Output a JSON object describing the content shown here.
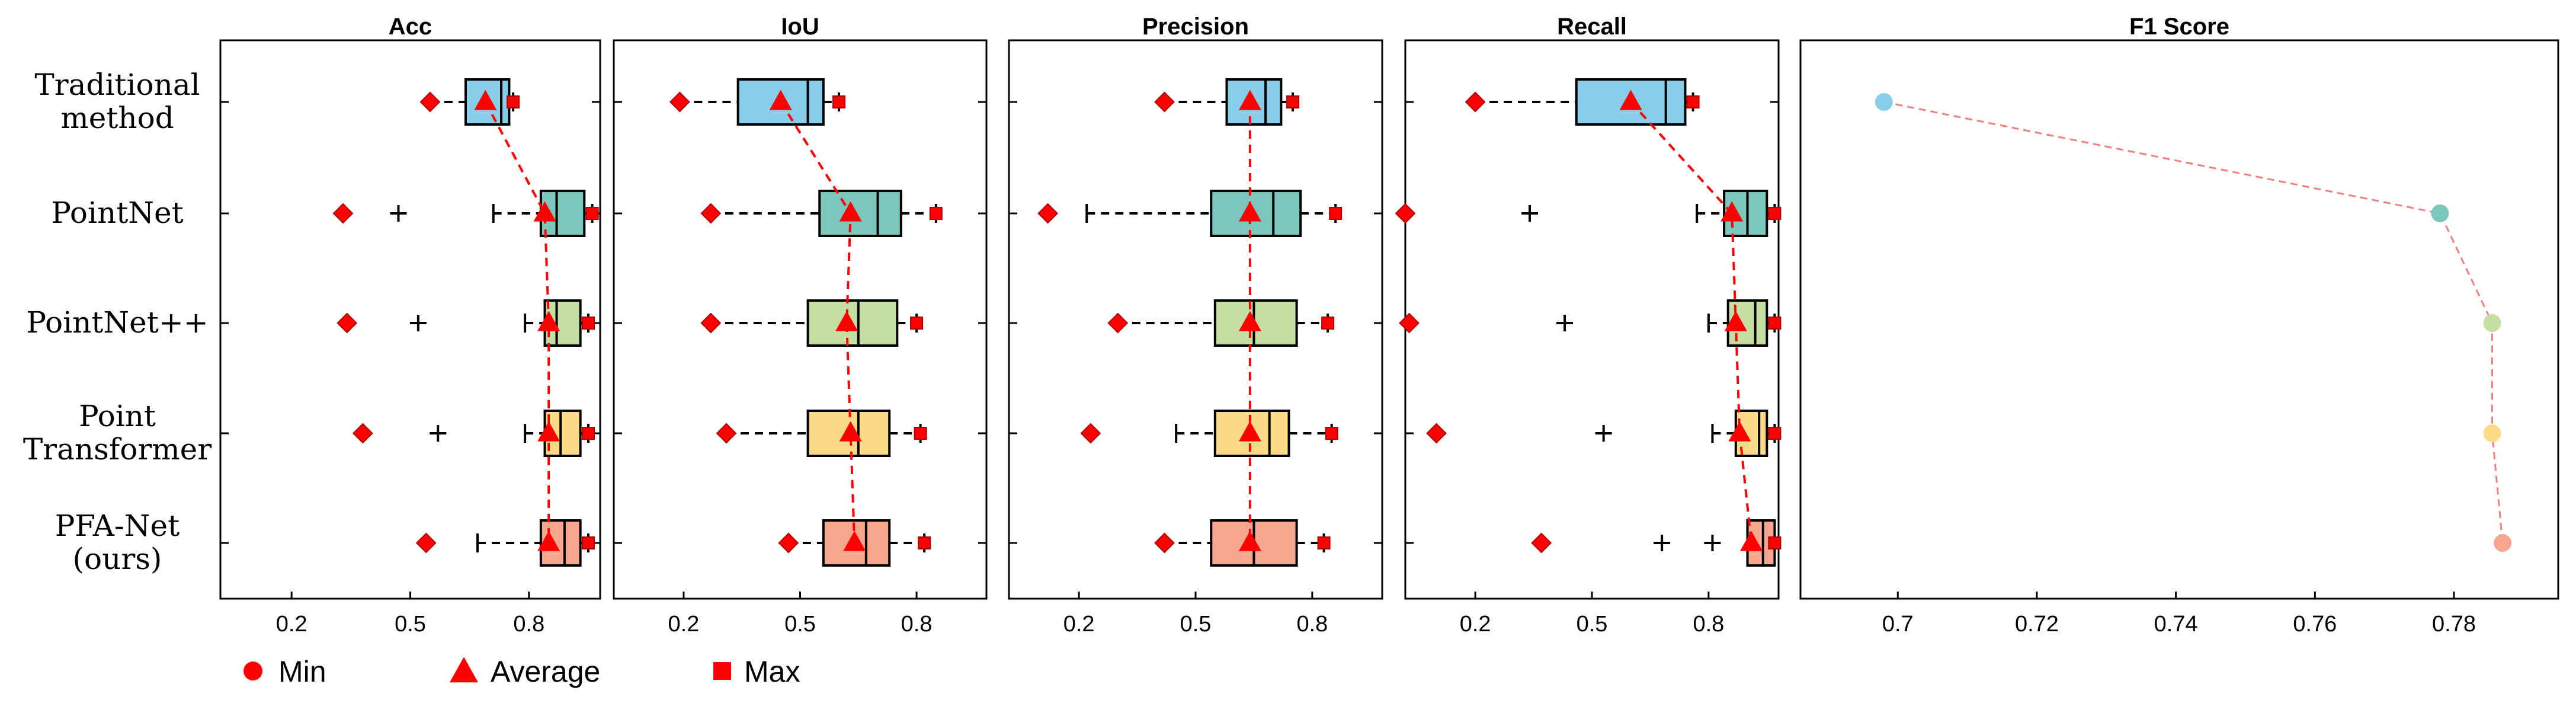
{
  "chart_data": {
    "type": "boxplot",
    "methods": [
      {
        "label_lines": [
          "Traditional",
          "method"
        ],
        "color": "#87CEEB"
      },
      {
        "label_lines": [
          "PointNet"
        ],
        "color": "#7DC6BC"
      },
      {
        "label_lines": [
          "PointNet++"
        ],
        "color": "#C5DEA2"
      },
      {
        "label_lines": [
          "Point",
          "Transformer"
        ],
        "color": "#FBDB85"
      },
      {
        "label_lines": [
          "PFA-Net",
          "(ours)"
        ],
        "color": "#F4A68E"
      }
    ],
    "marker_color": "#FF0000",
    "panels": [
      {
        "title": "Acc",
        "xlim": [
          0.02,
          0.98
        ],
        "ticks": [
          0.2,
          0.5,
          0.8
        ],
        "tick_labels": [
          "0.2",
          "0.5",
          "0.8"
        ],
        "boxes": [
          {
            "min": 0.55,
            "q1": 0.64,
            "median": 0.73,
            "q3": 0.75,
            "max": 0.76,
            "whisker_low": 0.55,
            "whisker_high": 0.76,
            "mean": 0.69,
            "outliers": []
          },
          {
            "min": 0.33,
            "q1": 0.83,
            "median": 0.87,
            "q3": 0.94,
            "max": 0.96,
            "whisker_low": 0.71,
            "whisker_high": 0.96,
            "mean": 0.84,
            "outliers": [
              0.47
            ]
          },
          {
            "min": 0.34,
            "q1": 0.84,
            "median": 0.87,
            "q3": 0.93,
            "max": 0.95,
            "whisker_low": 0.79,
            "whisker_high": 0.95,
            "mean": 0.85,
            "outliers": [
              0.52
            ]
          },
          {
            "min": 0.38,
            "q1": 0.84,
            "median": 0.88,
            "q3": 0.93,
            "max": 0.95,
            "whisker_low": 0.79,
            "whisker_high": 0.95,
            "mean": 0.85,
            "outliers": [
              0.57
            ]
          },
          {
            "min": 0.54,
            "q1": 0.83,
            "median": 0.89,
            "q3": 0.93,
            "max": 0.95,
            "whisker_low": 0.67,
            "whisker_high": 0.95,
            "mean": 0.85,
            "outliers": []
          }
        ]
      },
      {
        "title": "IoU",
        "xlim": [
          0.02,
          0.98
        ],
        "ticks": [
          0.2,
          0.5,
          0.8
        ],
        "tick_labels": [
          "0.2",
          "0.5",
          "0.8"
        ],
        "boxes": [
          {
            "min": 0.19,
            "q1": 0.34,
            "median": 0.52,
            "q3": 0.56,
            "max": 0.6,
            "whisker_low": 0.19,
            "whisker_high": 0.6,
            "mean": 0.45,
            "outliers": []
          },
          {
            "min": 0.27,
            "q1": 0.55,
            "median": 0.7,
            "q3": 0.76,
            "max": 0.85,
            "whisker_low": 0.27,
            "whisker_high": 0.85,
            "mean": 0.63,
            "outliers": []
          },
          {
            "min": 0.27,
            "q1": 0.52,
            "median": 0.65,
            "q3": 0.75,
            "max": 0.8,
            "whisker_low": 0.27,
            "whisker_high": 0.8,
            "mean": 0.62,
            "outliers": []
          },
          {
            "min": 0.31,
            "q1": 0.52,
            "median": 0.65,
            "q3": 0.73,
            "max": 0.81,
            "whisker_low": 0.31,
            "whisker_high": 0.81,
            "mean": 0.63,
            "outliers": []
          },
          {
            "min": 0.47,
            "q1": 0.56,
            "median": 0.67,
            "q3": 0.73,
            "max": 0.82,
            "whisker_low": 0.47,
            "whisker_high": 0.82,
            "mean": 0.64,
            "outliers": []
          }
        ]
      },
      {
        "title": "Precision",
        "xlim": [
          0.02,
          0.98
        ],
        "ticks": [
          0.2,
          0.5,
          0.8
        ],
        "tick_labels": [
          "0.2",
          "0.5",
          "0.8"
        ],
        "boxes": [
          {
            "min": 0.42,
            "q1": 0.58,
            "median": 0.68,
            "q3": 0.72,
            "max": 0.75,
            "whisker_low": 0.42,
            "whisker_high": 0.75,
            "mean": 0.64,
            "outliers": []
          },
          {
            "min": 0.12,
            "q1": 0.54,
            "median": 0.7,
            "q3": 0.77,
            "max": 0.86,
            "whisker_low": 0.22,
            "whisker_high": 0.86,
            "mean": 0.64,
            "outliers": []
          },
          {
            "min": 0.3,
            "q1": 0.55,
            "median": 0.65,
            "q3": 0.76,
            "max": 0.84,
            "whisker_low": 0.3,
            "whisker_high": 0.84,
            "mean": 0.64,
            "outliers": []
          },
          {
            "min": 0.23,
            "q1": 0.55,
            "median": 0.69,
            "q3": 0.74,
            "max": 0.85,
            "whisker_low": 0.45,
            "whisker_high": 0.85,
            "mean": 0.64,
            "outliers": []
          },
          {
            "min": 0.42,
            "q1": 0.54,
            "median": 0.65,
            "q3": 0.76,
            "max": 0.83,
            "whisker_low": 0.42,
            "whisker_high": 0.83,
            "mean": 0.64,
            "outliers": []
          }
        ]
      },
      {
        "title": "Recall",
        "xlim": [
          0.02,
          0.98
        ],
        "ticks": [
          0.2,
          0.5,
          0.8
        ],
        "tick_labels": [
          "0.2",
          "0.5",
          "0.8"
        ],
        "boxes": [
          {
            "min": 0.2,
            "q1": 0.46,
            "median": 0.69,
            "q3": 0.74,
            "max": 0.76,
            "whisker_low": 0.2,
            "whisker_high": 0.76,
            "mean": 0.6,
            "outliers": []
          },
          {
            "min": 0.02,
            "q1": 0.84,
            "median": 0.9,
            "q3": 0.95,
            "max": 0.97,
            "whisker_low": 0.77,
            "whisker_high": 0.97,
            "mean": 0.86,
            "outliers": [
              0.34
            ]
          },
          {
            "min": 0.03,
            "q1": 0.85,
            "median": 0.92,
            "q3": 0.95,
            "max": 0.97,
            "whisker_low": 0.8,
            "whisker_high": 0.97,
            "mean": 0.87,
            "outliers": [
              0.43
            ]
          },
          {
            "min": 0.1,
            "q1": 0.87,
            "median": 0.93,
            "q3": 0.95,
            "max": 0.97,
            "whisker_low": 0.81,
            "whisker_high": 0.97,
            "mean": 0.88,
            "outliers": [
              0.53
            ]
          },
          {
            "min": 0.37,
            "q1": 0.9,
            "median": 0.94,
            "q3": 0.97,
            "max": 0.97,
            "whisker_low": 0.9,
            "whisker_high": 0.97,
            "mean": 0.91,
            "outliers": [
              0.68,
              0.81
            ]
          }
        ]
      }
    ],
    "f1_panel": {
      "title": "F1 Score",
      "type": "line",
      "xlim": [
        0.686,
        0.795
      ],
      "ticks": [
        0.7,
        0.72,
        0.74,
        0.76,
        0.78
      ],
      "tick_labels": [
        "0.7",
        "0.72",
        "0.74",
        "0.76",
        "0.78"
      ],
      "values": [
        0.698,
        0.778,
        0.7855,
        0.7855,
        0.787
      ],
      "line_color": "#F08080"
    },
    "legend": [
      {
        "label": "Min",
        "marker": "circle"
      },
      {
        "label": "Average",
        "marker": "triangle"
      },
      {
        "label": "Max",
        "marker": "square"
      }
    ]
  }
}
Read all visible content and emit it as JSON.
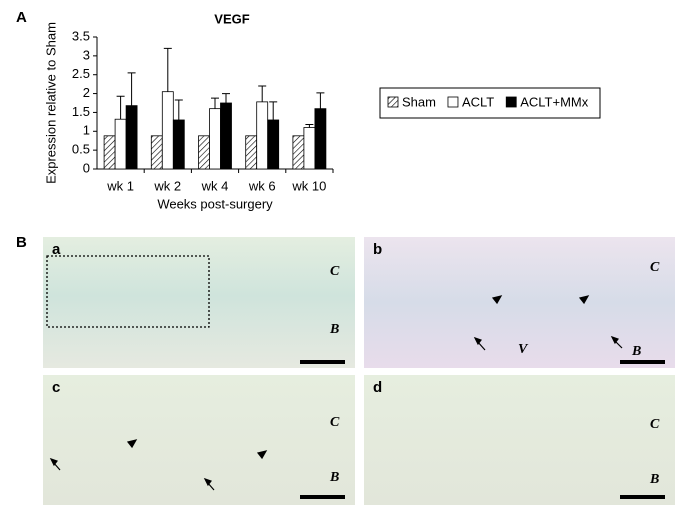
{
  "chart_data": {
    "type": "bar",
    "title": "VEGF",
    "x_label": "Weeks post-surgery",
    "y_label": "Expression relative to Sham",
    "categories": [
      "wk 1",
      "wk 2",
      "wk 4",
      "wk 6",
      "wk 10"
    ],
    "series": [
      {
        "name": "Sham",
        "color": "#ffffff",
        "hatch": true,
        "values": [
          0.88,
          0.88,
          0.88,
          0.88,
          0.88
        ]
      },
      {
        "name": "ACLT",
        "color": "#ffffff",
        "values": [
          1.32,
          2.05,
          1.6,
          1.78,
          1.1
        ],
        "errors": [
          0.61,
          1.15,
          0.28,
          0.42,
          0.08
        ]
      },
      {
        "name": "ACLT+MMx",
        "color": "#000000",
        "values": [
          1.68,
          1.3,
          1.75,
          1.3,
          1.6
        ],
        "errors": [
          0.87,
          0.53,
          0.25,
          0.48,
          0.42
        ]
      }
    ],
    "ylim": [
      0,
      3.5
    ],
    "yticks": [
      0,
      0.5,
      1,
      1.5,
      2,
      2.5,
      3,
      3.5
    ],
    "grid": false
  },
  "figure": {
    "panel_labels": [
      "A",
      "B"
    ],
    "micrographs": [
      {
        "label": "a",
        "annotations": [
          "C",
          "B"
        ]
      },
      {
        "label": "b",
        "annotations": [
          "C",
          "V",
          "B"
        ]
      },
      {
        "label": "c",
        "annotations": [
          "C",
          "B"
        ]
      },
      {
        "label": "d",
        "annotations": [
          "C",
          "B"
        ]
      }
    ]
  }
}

◇ ◇ ◇ ◇ ◇

* [What needs to be done] Provide solely the number of lines in the data that include the word "title".

* [Correct result] 6